* DIRECTION:
Give back the entire listing verbatim.

* RECORDS FOR THIS TASK:
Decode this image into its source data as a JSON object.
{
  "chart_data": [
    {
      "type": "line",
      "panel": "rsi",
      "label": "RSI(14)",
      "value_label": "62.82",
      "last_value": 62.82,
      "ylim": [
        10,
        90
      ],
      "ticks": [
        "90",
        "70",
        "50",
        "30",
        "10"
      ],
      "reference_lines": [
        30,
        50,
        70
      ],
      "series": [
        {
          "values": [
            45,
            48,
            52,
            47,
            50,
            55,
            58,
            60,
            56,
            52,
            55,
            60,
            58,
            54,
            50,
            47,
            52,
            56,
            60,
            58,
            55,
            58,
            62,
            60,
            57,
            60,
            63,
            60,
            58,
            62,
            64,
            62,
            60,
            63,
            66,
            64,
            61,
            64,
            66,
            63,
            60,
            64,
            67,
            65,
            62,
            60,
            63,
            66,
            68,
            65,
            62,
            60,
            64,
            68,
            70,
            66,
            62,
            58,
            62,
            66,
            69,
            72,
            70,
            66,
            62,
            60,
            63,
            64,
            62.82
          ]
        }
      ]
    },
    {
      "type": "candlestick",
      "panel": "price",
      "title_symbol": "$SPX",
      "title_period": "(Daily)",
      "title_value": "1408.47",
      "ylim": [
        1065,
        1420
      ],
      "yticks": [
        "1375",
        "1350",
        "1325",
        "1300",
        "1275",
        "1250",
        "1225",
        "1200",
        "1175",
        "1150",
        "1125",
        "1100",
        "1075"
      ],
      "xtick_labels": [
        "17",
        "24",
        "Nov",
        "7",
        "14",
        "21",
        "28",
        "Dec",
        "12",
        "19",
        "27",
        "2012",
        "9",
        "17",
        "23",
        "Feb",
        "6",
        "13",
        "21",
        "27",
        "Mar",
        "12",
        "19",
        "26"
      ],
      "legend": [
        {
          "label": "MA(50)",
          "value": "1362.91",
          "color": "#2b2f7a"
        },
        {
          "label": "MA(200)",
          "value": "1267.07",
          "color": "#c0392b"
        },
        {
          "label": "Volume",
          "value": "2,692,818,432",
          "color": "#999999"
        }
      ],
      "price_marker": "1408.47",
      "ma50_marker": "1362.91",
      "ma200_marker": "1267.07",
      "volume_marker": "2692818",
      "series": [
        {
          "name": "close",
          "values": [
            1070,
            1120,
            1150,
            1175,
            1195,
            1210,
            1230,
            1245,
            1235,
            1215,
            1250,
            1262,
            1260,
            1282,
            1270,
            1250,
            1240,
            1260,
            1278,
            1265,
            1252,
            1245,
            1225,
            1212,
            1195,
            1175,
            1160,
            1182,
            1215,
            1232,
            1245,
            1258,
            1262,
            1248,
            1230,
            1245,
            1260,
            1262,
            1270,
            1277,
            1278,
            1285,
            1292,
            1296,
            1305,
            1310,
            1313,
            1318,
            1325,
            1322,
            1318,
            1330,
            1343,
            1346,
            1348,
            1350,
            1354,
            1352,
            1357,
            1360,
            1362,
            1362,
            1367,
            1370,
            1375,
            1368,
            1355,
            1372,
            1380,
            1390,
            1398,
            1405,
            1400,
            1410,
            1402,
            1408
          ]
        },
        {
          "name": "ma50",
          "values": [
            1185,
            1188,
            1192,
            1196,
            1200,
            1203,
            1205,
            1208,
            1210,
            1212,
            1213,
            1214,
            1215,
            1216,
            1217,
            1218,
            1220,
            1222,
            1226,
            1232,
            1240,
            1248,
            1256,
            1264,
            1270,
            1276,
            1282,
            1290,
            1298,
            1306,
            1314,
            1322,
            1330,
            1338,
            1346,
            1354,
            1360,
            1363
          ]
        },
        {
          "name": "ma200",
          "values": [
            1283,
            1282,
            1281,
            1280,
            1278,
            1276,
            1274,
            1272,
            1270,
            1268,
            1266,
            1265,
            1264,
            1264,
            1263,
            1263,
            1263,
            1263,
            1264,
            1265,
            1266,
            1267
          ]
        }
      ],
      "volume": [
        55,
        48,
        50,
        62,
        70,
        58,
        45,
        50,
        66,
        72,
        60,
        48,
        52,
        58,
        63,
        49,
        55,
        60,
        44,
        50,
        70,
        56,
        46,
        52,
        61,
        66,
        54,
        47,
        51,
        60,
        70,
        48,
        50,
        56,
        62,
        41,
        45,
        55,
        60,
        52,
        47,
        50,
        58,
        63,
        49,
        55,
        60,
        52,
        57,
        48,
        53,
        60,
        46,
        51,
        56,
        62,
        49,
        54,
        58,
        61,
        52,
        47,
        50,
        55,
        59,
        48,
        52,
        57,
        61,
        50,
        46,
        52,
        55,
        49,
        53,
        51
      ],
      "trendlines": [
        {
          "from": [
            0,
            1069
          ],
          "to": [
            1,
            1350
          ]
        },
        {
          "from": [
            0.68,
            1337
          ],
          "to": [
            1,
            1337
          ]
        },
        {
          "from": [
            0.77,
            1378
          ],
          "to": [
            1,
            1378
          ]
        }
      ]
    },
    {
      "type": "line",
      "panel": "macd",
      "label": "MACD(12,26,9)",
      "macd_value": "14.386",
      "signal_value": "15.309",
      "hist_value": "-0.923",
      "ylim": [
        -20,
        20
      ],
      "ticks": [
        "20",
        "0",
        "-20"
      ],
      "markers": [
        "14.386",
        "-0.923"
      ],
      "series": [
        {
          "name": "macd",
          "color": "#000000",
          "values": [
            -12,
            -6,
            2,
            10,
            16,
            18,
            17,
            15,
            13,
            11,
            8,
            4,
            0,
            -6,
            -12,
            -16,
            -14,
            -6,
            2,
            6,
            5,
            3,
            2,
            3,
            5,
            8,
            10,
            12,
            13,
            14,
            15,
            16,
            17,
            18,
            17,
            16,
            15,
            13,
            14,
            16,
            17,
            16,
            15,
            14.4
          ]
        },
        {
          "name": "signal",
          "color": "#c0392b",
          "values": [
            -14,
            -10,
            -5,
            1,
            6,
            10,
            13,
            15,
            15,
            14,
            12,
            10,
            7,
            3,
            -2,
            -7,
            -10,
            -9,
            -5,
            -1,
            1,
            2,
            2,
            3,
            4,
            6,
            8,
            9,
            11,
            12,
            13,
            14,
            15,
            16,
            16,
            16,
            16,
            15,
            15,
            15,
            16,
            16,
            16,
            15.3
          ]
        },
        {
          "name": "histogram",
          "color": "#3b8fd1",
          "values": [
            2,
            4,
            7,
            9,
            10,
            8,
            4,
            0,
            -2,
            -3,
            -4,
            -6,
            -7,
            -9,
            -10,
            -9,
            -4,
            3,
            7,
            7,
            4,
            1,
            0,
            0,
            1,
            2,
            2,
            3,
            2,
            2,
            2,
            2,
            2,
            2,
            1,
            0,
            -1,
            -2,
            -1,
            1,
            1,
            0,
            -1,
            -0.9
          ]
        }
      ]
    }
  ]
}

* SOLUTION FOR THIS EXERCISE:
Decode this image into its source data as a JSON object.
{
  "chart_data": [
    {
      "type": "line",
      "panel": "rsi",
      "label": "RSI(14)",
      "value_label": "62.82",
      "last_value": 62.82,
      "ylim": [
        10,
        90
      ],
      "ticks": [
        "90",
        "70",
        "50",
        "30",
        "10"
      ],
      "reference_lines": [
        30,
        50,
        70
      ],
      "series": [
        {
          "values": [
            45,
            48,
            52,
            47,
            50,
            55,
            58,
            60,
            56,
            52,
            55,
            60,
            58,
            54,
            50,
            47,
            52,
            56,
            60,
            58,
            55,
            58,
            62,
            60,
            57,
            60,
            63,
            60,
            58,
            62,
            64,
            62,
            60,
            63,
            66,
            64,
            61,
            64,
            66,
            63,
            60,
            64,
            67,
            65,
            62,
            60,
            63,
            66,
            68,
            65,
            62,
            60,
            64,
            68,
            70,
            66,
            62,
            58,
            62,
            66,
            69,
            72,
            70,
            66,
            62,
            60,
            63,
            64,
            62.82
          ]
        }
      ]
    },
    {
      "type": "candlestick",
      "panel": "price",
      "title_symbol": "$SPX",
      "title_period": "(Daily)",
      "title_value": "1408.47",
      "ylim": [
        1065,
        1420
      ],
      "yticks": [
        "1375",
        "1350",
        "1325",
        "1300",
        "1275",
        "1250",
        "1225",
        "1200",
        "1175",
        "1150",
        "1125",
        "1100",
        "1075"
      ],
      "xtick_labels": [
        "17",
        "24",
        "Nov",
        "7",
        "14",
        "21",
        "28",
        "Dec",
        "12",
        "19",
        "27",
        "2012",
        "9",
        "17",
        "23",
        "Feb",
        "6",
        "13",
        "21",
        "27",
        "Mar",
        "12",
        "19",
        "26"
      ],
      "legend": [
        {
          "label": "MA(50)",
          "value": "1362.91",
          "color": "#2b2f7a"
        },
        {
          "label": "MA(200)",
          "value": "1267.07",
          "color": "#c0392b"
        },
        {
          "label": "Volume",
          "value": "2,692,818,432",
          "color": "#999999"
        }
      ],
      "price_marker": "1408.47",
      "ma50_marker": "1362.91",
      "ma200_marker": "1267.07",
      "volume_marker": "2692818",
      "series": [
        {
          "name": "close",
          "values": [
            1070,
            1120,
            1150,
            1175,
            1195,
            1210,
            1230,
            1245,
            1235,
            1215,
            1250,
            1262,
            1260,
            1282,
            1270,
            1250,
            1240,
            1260,
            1278,
            1265,
            1252,
            1245,
            1225,
            1212,
            1195,
            1175,
            1160,
            1182,
            1215,
            1232,
            1245,
            1258,
            1262,
            1248,
            1230,
            1245,
            1260,
            1262,
            1270,
            1277,
            1278,
            1285,
            1292,
            1296,
            1305,
            1310,
            1313,
            1318,
            1325,
            1322,
            1318,
            1330,
            1343,
            1346,
            1348,
            1350,
            1354,
            1352,
            1357,
            1360,
            1362,
            1362,
            1367,
            1370,
            1375,
            1368,
            1355,
            1372,
            1380,
            1390,
            1398,
            1405,
            1400,
            1410,
            1402,
            1408
          ]
        },
        {
          "name": "ma50",
          "values": [
            1185,
            1188,
            1192,
            1196,
            1200,
            1203,
            1205,
            1208,
            1210,
            1212,
            1213,
            1214,
            1215,
            1216,
            1217,
            1218,
            1220,
            1222,
            1226,
            1232,
            1240,
            1248,
            1256,
            1264,
            1270,
            1276,
            1282,
            1290,
            1298,
            1306,
            1314,
            1322,
            1330,
            1338,
            1346,
            1354,
            1360,
            1363
          ]
        },
        {
          "name": "ma200",
          "values": [
            1283,
            1282,
            1281,
            1280,
            1278,
            1276,
            1274,
            1272,
            1270,
            1268,
            1266,
            1265,
            1264,
            1264,
            1263,
            1263,
            1263,
            1263,
            1264,
            1265,
            1266,
            1267
          ]
        }
      ],
      "volume": [
        55,
        48,
        50,
        62,
        70,
        58,
        45,
        50,
        66,
        72,
        60,
        48,
        52,
        58,
        63,
        49,
        55,
        60,
        44,
        50,
        70,
        56,
        46,
        52,
        61,
        66,
        54,
        47,
        51,
        60,
        70,
        48,
        50,
        56,
        62,
        41,
        45,
        55,
        60,
        52,
        47,
        50,
        58,
        63,
        49,
        55,
        60,
        52,
        57,
        48,
        53,
        60,
        46,
        51,
        56,
        62,
        49,
        54,
        58,
        61,
        52,
        47,
        50,
        55,
        59,
        48,
        52,
        57,
        61,
        50,
        46,
        52,
        55,
        49,
        53,
        51
      ],
      "trendlines": [
        {
          "from": [
            0,
            1069
          ],
          "to": [
            1,
            1350
          ]
        },
        {
          "from": [
            0.68,
            1337
          ],
          "to": [
            1,
            1337
          ]
        },
        {
          "from": [
            0.77,
            1378
          ],
          "to": [
            1,
            1378
          ]
        }
      ]
    },
    {
      "type": "line",
      "panel": "macd",
      "label": "MACD(12,26,9)",
      "macd_value": "14.386",
      "signal_value": "15.309",
      "hist_value": "-0.923",
      "ylim": [
        -20,
        20
      ],
      "ticks": [
        "20",
        "0",
        "-20"
      ],
      "markers": [
        "14.386",
        "-0.923"
      ],
      "series": [
        {
          "name": "macd",
          "color": "#000000",
          "values": [
            -12,
            -6,
            2,
            10,
            16,
            18,
            17,
            15,
            13,
            11,
            8,
            4,
            0,
            -6,
            -12,
            -16,
            -14,
            -6,
            2,
            6,
            5,
            3,
            2,
            3,
            5,
            8,
            10,
            12,
            13,
            14,
            15,
            16,
            17,
            18,
            17,
            16,
            15,
            13,
            14,
            16,
            17,
            16,
            15,
            14.4
          ]
        },
        {
          "name": "signal",
          "color": "#c0392b",
          "values": [
            -14,
            -10,
            -5,
            1,
            6,
            10,
            13,
            15,
            15,
            14,
            12,
            10,
            7,
            3,
            -2,
            -7,
            -10,
            -9,
            -5,
            -1,
            1,
            2,
            2,
            3,
            4,
            6,
            8,
            9,
            11,
            12,
            13,
            14,
            15,
            16,
            16,
            16,
            16,
            15,
            15,
            15,
            16,
            16,
            16,
            15.3
          ]
        },
        {
          "name": "histogram",
          "color": "#3b8fd1",
          "values": [
            2,
            4,
            7,
            9,
            10,
            8,
            4,
            0,
            -2,
            -3,
            -4,
            -6,
            -7,
            -9,
            -10,
            -9,
            -4,
            3,
            7,
            7,
            4,
            1,
            0,
            0,
            1,
            2,
            2,
            3,
            2,
            2,
            2,
            2,
            2,
            2,
            1,
            0,
            -1,
            -2,
            -1,
            1,
            1,
            0,
            -1,
            -0.9
          ]
        }
      ]
    }
  ]
}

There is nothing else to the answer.